• **Exercise**
Report back each line of the records that contains the string "pellusida".

..............................

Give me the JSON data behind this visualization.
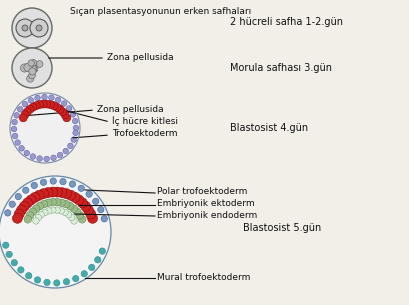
{
  "background_color": "#f2efe8",
  "title_full": "Sıçan plasentasyonunun erken safhaları",
  "stage_labels": [
    "2 hücreli safha 1-2.gün",
    "Morula safhası 3.gün",
    "Blastosist 4.gün",
    "Blastosist 5.gün"
  ],
  "annot_zona1": "Zona pellusida",
  "annot_zona2": "Zona pellusida",
  "annot_ich": "İç hücre kitlesi",
  "annot_trofo": "Trofoektoderm",
  "annot_polar": "Polar trofoektoderm",
  "annot_ekto": "Embriyonik ektoderm",
  "annot_endo": "Embriyonik endoderm",
  "annot_mural": "Mural trofoektoderm",
  "red_color": "#cc2222",
  "blue_bead_color": "#7799bb",
  "cyan_bead_color": "#44aaaa",
  "green_color": "#99bb88",
  "line_color": "#111111",
  "text_color": "#111111",
  "gray_cell": "#c8c8c8",
  "gray_dark": "#888888"
}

..............................

• **Reply**
  "annot_zona1": "Zona pellusida",
  "annot_zona2": "Zona pellusida",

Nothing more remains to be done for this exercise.